TASK TO COMPLETE: Go through the listing and set it down exactly, leaving out its pictures.

════════════════

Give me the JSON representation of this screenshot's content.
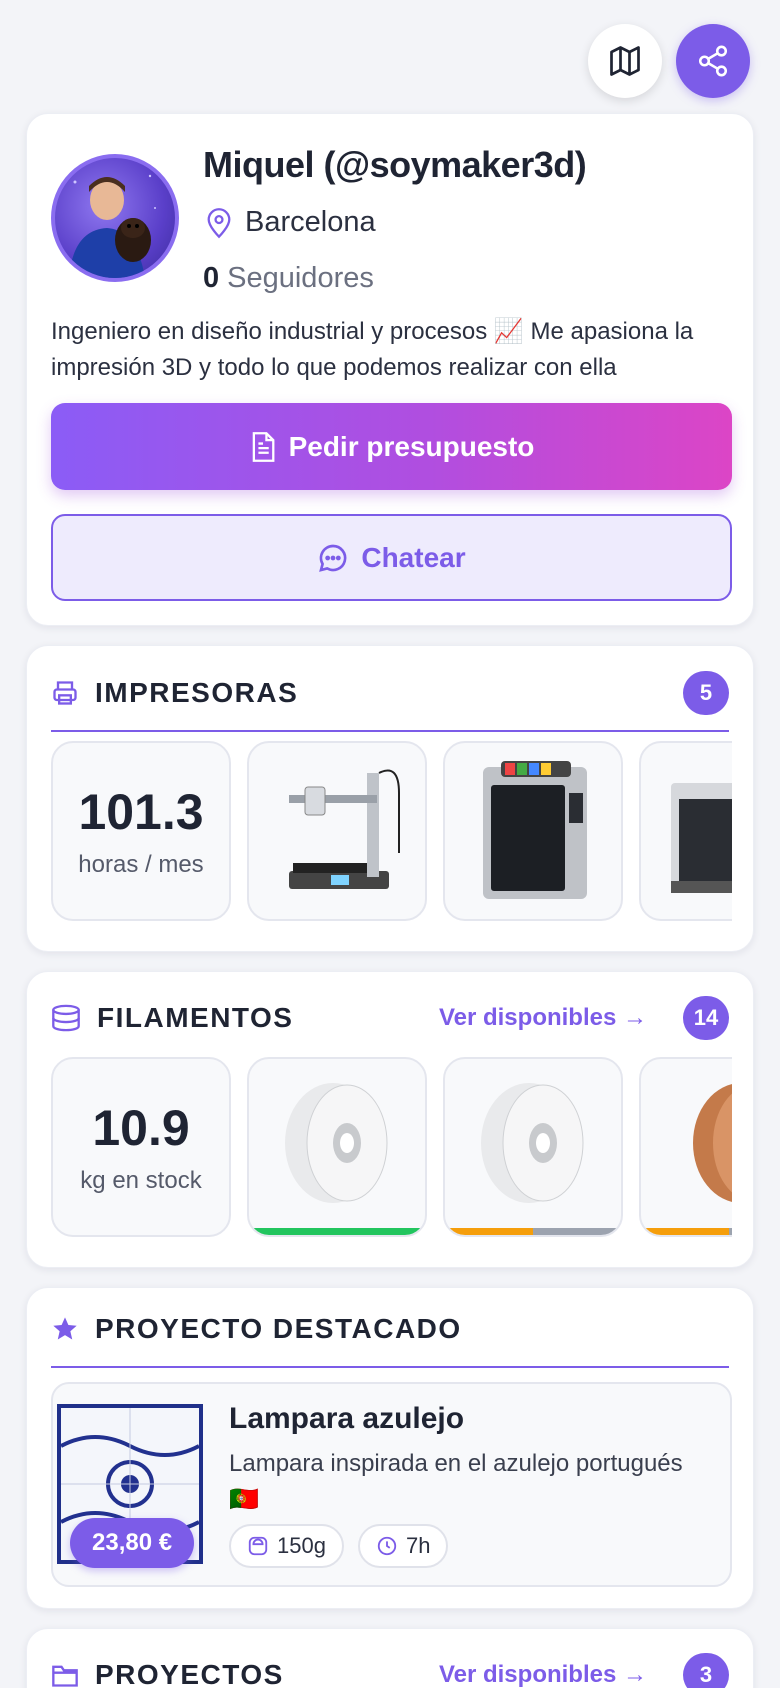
{
  "colors": {
    "accent": "#7c5ce8",
    "gradient_start": "#8b5cf6",
    "gradient_end": "#dc45c6",
    "green": "#22c55e",
    "orange": "#f59e0b",
    "gray": "#9ca3af"
  },
  "icons": {
    "map": "map-icon",
    "share": "share-icon",
    "location": "map-pin-icon",
    "document": "document-icon",
    "chat": "chat-bubble-icon",
    "printer": "printer-icon",
    "filament": "spool-icon",
    "star": "star-icon",
    "folder": "folder-icon",
    "weight": "weight-icon",
    "clock": "clock-icon"
  },
  "profile": {
    "name": "Miquel (@soymaker3d)",
    "location": "Barcelona",
    "followers_count": "0",
    "followers_label": "Seguidores",
    "bio": "Ingeniero en diseño industrial y procesos 📈  Me apasiona la impresión 3D y todo lo que podemos realizar con ella",
    "quote_button": "Pedir presupuesto",
    "chat_button": "Chatear"
  },
  "printers": {
    "title": "IMPRESORAS",
    "count": "5",
    "stat_value": "101.3",
    "stat_unit": "horas / mes"
  },
  "filaments": {
    "title": "FILAMENTOS",
    "link": "Ver disponibles →",
    "count": "14",
    "stat_value": "10.9",
    "stat_unit": "kg en stock",
    "spools": [
      {
        "color": "white",
        "level": 1.0
      },
      {
        "color": "white",
        "level": 0.5
      },
      {
        "color": "copper",
        "level": 0.5
      }
    ]
  },
  "featured": {
    "title": "PROYECTO DESTACADO",
    "project_title": "Lampara azulejo",
    "project_desc": "Lampara inspirada en el azulejo portugués 🇵🇹",
    "price": "23,80 €",
    "weight": "150g",
    "time": "7h"
  },
  "projects": {
    "title": "PROYECTOS",
    "link": "Ver disponibles →",
    "count": "3"
  }
}
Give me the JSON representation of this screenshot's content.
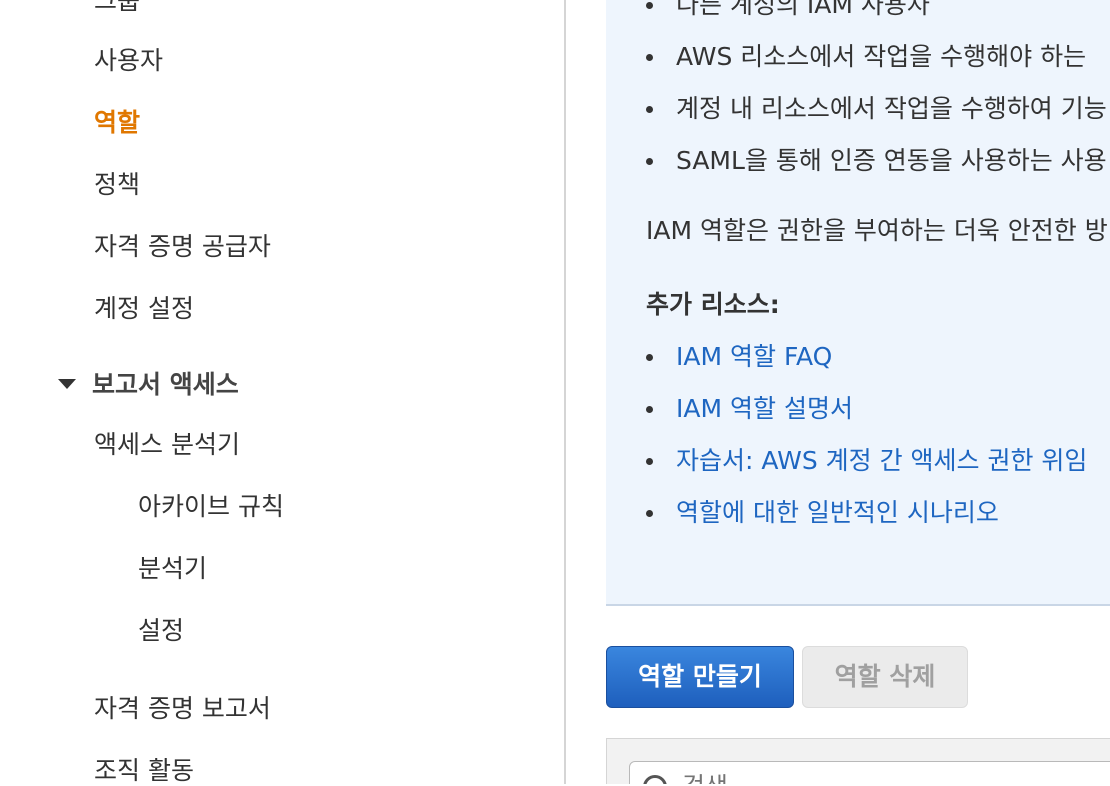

════════════════

THE SOLUTION:
Give me the JSON representation of this screenshot's content.
{
  "colors": {
    "accent": "#7c5ce8",
    "gradient_start": "#8b5cf6",
    "gradient_end": "#dc45c6",
    "green": "#22c55e",
    "orange": "#f59e0b",
    "gray": "#9ca3af"
  },
  "icons": {
    "map": "map-icon",
    "share": "share-icon",
    "location": "map-pin-icon",
    "document": "document-icon",
    "chat": "chat-bubble-icon",
    "printer": "printer-icon",
    "filament": "spool-icon",
    "star": "star-icon",
    "folder": "folder-icon",
    "weight": "weight-icon",
    "clock": "clock-icon"
  },
  "profile": {
    "name": "Miquel (@soymaker3d)",
    "location": "Barcelona",
    "followers_count": "0",
    "followers_label": "Seguidores",
    "bio": "Ingeniero en diseño industrial y procesos 📈  Me apasiona la impresión 3D y todo lo que podemos realizar con ella",
    "quote_button": "Pedir presupuesto",
    "chat_button": "Chatear"
  },
  "printers": {
    "title": "IMPRESORAS",
    "count": "5",
    "stat_value": "101.3",
    "stat_unit": "horas / mes"
  },
  "filaments": {
    "title": "FILAMENTOS",
    "link": "Ver disponibles →",
    "count": "14",
    "stat_value": "10.9",
    "stat_unit": "kg en stock",
    "spools": [
      {
        "color": "white",
        "level": 1.0
      },
      {
        "color": "white",
        "level": 0.5
      },
      {
        "color": "copper",
        "level": 0.5
      }
    ]
  },
  "featured": {
    "title": "PROYECTO DESTACADO",
    "project_title": "Lampara azulejo",
    "project_desc": "Lampara inspirada en el azulejo portugués 🇵🇹",
    "price": "23,80 €",
    "weight": "150g",
    "time": "7h"
  },
  "projects": {
    "title": "PROYECTOS",
    "link": "Ver disponibles →",
    "count": "3"
  }
}
Give me the JSON representation of this screenshot's content.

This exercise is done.